**What is expected:** Check every line of the entries below for the word "Contains", and copy the ones that have it.

■ ■ ■

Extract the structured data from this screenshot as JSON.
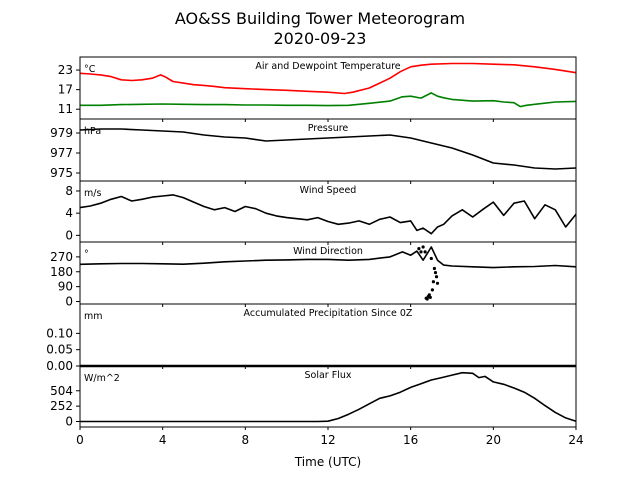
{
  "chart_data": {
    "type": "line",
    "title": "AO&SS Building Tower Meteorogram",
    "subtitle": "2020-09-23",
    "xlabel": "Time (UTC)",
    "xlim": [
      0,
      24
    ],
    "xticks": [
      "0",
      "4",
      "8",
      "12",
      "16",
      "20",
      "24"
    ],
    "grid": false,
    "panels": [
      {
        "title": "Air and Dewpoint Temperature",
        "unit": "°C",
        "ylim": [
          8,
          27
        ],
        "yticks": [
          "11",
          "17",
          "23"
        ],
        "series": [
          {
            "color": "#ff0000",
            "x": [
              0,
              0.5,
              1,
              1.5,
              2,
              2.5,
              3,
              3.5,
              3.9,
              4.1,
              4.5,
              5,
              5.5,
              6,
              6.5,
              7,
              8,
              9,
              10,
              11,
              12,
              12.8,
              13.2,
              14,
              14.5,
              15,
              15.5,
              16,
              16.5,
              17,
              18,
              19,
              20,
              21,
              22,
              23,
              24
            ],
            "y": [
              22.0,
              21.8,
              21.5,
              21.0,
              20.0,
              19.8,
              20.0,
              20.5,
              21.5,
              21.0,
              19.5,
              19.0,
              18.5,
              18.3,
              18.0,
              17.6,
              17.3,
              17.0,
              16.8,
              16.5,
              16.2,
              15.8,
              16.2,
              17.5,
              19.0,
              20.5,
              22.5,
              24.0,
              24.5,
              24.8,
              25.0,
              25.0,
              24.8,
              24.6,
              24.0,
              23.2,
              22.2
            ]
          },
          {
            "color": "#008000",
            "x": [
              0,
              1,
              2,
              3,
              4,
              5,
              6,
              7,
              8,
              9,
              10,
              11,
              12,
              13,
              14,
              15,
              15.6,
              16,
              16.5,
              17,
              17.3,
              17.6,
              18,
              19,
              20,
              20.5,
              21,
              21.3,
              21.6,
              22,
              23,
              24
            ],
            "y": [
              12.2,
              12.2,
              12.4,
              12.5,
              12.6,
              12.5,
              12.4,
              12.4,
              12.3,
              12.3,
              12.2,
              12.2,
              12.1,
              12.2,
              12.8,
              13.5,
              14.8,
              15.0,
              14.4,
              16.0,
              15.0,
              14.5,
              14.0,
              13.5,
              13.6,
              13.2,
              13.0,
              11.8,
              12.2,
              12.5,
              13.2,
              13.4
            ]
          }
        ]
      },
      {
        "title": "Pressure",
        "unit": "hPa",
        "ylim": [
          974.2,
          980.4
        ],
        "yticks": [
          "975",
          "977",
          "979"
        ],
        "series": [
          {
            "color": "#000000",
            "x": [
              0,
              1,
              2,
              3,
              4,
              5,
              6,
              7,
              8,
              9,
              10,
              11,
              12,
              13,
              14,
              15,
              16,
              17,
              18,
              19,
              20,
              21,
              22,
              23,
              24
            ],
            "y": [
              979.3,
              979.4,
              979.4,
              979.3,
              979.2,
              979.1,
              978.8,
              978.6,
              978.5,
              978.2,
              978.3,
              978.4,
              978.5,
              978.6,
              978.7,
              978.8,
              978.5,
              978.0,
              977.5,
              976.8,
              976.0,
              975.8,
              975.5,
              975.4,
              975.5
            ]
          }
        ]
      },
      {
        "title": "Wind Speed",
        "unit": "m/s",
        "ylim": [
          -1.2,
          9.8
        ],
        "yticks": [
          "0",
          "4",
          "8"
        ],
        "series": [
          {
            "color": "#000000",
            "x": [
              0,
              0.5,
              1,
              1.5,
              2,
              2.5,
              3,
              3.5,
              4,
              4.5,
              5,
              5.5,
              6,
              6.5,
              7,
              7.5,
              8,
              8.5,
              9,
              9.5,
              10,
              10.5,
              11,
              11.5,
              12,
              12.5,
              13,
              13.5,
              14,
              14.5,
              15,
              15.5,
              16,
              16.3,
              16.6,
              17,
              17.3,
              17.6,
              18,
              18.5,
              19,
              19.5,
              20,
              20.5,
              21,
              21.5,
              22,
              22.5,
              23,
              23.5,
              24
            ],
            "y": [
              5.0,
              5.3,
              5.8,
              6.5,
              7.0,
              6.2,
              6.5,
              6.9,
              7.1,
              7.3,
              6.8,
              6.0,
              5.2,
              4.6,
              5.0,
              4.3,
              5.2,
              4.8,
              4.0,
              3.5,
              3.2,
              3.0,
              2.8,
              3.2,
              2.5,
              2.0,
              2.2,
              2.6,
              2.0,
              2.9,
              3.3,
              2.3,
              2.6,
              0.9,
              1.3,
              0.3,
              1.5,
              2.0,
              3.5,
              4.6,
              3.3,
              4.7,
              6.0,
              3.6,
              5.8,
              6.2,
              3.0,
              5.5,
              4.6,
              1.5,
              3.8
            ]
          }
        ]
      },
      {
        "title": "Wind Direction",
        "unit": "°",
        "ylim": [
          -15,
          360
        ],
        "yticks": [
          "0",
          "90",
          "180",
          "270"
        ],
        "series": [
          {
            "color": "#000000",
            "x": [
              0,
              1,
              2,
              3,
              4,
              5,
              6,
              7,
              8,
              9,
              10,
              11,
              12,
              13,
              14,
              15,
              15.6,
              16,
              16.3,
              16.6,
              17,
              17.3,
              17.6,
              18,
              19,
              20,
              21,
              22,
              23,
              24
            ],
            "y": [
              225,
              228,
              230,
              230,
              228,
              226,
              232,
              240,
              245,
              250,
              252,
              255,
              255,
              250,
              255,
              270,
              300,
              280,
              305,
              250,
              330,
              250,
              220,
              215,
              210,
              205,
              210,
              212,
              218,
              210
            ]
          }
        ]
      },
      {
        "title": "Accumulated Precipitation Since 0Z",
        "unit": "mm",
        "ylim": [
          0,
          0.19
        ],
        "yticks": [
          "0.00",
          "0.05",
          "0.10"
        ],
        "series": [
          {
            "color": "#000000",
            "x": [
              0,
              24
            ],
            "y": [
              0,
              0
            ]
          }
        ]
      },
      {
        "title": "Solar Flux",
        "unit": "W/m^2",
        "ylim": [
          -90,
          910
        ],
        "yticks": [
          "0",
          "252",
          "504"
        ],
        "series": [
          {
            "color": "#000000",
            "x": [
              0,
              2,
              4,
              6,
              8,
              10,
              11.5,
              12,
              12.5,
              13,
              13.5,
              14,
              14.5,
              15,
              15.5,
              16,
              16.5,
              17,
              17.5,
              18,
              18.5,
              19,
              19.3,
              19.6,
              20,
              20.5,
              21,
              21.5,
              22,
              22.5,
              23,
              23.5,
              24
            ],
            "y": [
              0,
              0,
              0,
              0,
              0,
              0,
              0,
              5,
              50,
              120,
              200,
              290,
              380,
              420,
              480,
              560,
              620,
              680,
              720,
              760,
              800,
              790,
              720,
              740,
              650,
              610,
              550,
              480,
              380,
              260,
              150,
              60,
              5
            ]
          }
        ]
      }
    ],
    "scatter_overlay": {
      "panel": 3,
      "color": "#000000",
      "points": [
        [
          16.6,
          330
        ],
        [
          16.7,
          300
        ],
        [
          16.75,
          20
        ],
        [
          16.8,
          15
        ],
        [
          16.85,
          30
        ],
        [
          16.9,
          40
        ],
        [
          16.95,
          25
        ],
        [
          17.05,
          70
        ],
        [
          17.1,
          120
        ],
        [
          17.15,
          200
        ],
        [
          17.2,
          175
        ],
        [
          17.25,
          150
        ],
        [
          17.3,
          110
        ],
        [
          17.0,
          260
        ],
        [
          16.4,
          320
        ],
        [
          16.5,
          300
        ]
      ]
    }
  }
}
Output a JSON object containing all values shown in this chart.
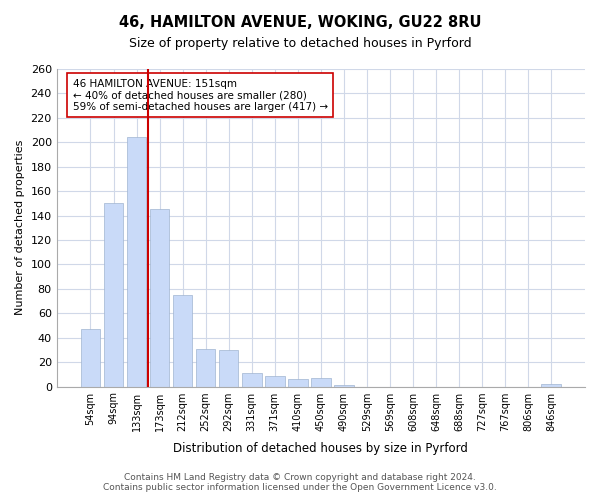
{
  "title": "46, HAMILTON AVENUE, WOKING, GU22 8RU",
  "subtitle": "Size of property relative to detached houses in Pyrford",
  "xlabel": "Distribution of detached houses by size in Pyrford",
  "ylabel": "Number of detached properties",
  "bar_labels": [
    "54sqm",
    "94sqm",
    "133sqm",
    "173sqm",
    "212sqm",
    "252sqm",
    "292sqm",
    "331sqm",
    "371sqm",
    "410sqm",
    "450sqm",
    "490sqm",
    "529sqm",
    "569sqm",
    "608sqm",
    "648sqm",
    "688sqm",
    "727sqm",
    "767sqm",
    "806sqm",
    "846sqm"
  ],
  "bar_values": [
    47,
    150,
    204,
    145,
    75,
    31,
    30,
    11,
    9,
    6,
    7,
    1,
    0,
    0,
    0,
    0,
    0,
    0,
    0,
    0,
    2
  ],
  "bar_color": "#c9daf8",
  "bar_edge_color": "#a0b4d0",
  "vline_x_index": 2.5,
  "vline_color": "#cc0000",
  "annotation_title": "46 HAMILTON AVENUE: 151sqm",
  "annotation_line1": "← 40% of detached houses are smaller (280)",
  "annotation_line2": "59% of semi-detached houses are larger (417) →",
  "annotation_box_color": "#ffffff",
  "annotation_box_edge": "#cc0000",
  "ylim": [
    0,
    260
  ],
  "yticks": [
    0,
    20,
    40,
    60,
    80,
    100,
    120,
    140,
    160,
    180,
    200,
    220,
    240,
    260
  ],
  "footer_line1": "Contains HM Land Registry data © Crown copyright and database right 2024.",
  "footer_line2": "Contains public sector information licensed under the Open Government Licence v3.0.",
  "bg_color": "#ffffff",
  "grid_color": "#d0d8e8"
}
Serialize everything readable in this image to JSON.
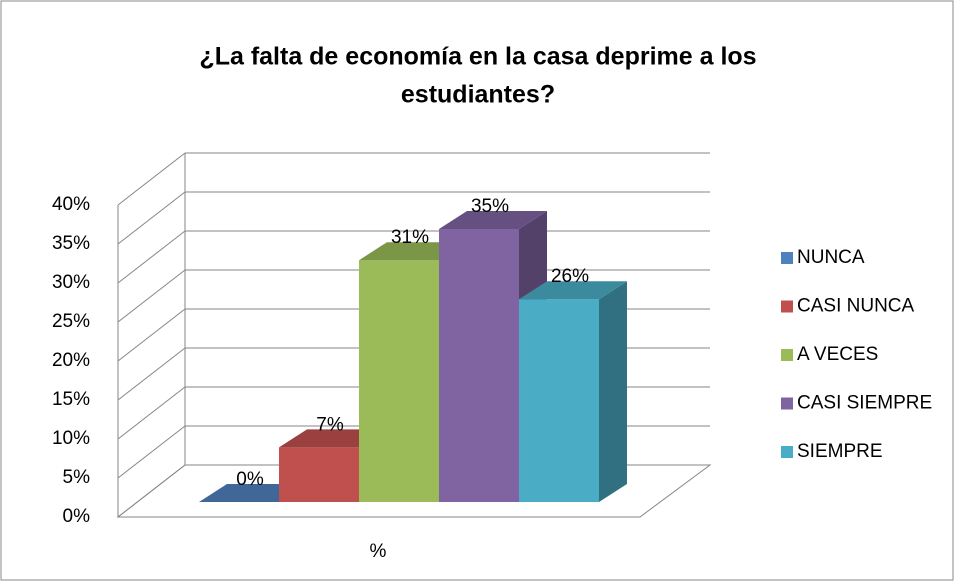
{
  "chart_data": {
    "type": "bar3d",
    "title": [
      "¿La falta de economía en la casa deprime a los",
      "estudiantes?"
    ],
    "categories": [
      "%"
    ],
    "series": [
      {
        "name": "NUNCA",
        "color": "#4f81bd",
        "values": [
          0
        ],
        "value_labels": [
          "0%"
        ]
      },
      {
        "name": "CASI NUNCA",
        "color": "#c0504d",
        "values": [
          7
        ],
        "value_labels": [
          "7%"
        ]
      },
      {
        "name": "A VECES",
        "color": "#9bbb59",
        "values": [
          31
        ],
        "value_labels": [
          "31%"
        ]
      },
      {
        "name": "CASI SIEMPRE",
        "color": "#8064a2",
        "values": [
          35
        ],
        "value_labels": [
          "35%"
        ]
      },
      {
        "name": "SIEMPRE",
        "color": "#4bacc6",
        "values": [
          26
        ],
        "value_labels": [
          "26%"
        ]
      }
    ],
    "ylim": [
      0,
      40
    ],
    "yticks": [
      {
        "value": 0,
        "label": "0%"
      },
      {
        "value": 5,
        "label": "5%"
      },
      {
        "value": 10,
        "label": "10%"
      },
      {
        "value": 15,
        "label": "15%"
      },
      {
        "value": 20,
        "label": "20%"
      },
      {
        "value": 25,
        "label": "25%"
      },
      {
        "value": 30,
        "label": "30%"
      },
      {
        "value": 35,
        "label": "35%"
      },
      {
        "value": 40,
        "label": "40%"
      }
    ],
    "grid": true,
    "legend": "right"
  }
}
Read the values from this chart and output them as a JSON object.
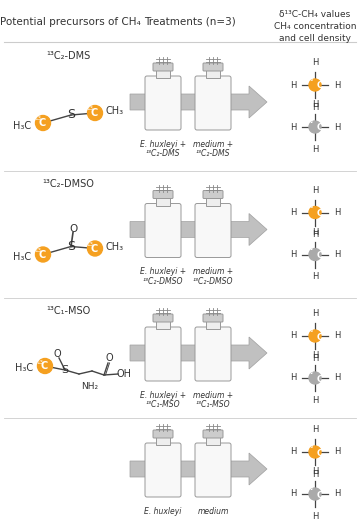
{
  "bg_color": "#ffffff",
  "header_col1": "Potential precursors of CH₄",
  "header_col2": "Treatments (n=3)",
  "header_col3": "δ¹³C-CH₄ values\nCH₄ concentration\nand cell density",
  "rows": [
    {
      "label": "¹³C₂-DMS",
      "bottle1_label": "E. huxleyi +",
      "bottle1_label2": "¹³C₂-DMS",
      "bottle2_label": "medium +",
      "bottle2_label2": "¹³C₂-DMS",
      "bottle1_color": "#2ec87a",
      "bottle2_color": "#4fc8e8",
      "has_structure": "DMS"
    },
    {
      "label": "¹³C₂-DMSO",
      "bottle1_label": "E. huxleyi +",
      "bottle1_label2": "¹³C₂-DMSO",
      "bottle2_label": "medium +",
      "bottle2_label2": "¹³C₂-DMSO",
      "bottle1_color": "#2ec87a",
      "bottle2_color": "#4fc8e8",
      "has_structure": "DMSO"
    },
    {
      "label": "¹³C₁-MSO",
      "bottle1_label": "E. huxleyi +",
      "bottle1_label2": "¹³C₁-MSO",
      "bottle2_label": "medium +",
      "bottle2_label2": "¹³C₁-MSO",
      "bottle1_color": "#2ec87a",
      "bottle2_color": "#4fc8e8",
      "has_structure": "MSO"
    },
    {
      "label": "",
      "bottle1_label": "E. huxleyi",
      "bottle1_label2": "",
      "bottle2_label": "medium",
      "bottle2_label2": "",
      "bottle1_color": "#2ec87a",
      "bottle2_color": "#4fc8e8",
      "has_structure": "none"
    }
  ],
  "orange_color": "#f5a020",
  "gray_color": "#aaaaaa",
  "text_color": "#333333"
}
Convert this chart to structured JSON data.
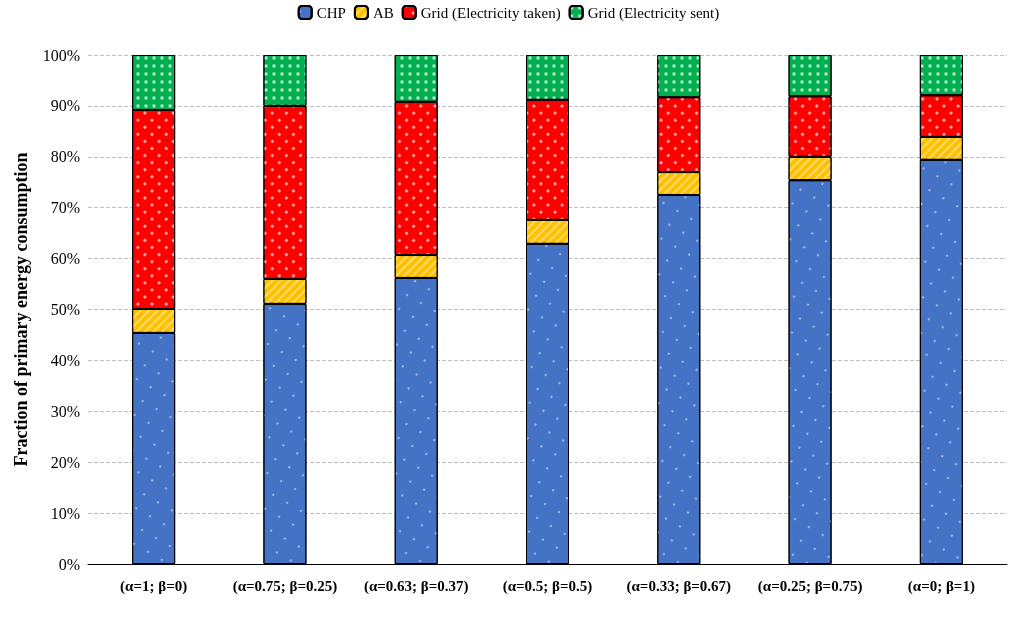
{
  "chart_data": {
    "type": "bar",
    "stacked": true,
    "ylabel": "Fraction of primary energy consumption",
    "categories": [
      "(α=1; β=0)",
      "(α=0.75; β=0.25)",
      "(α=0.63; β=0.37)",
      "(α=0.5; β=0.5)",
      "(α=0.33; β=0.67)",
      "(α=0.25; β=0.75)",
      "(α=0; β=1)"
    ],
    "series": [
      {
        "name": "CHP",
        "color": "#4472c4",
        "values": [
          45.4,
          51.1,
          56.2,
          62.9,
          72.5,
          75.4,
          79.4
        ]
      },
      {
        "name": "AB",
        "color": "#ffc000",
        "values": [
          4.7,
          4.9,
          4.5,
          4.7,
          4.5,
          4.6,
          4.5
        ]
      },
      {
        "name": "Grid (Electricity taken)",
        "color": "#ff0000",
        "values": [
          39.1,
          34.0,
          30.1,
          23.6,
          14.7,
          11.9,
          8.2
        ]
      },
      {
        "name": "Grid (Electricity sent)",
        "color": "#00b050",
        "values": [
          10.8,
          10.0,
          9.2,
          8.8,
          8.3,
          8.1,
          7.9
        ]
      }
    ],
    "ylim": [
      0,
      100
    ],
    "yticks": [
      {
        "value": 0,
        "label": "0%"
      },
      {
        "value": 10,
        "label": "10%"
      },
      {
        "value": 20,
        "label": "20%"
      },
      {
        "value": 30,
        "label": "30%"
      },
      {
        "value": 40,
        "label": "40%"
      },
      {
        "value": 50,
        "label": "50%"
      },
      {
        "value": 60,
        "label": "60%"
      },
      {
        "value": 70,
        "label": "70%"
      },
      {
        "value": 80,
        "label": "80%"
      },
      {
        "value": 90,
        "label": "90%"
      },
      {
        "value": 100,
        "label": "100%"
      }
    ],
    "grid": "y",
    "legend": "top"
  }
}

■ ■ ■

**Result below:**
  "footer_line1": "Contains HM Land Registry data © Crown copyright and database right 2024.",
  "footer_line2": "Contains public sector information licensed under the Open Government Licence v3.0.",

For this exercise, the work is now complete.